Extracted data entries:
- - - - -
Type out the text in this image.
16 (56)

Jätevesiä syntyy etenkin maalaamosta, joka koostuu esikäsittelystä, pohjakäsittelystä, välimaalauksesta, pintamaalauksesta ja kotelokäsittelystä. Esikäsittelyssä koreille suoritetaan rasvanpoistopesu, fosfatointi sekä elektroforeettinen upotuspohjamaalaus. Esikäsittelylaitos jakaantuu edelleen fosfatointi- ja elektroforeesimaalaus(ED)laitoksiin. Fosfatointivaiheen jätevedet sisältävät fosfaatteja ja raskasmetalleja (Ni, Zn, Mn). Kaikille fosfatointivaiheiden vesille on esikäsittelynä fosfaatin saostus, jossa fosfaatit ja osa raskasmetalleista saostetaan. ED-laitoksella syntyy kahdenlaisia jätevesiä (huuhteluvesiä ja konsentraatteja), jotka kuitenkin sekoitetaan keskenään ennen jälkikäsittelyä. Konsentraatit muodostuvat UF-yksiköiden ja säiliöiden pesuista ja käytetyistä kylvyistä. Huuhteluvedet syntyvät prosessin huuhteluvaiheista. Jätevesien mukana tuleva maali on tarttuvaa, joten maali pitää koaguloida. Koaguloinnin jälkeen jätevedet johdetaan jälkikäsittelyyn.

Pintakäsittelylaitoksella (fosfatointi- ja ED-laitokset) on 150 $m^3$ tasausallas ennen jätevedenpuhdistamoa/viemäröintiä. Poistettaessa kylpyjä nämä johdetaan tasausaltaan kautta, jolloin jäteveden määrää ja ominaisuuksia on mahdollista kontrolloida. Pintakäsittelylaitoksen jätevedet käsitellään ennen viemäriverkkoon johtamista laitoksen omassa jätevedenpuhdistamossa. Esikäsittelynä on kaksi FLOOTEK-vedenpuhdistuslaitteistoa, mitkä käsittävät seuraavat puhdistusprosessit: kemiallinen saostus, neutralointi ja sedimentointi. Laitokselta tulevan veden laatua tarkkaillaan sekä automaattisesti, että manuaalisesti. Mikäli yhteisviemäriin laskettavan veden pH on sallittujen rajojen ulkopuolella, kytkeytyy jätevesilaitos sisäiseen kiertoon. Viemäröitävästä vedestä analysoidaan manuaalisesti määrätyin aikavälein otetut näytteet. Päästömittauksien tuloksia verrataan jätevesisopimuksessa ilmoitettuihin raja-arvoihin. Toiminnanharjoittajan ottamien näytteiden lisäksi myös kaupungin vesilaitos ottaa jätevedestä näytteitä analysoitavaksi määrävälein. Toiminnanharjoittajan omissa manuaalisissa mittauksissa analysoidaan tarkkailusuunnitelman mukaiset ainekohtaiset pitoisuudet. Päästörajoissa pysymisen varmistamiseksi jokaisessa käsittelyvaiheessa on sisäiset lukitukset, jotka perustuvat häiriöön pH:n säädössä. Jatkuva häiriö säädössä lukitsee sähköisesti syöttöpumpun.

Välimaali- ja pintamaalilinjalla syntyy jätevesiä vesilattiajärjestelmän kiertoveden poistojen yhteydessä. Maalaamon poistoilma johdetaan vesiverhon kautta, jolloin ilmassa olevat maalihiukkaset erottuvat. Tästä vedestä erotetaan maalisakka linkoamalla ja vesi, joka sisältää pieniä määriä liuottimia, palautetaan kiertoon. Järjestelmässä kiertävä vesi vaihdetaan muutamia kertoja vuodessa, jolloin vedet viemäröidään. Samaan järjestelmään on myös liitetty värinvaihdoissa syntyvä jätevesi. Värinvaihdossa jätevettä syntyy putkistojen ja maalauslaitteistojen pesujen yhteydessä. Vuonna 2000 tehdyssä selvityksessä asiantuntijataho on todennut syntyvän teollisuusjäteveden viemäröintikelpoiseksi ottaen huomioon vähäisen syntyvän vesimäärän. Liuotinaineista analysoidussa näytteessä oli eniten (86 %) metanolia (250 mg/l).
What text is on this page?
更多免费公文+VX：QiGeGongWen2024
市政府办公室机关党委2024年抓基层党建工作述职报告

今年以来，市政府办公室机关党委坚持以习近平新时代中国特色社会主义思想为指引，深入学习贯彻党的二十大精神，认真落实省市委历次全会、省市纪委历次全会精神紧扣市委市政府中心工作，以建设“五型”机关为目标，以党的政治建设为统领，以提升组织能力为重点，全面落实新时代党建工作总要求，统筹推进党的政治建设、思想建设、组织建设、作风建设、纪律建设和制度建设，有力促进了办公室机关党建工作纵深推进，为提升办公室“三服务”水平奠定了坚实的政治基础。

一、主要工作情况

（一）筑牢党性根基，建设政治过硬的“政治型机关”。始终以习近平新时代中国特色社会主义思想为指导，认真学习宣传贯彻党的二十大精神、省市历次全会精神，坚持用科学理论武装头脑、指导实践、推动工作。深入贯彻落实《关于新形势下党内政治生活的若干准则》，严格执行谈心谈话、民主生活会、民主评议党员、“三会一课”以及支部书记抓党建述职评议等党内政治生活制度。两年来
- - - - -
To do:
Copy out each line of the listing that holds "text".

Correct response:
Type out the text in this image.
What text is on this page?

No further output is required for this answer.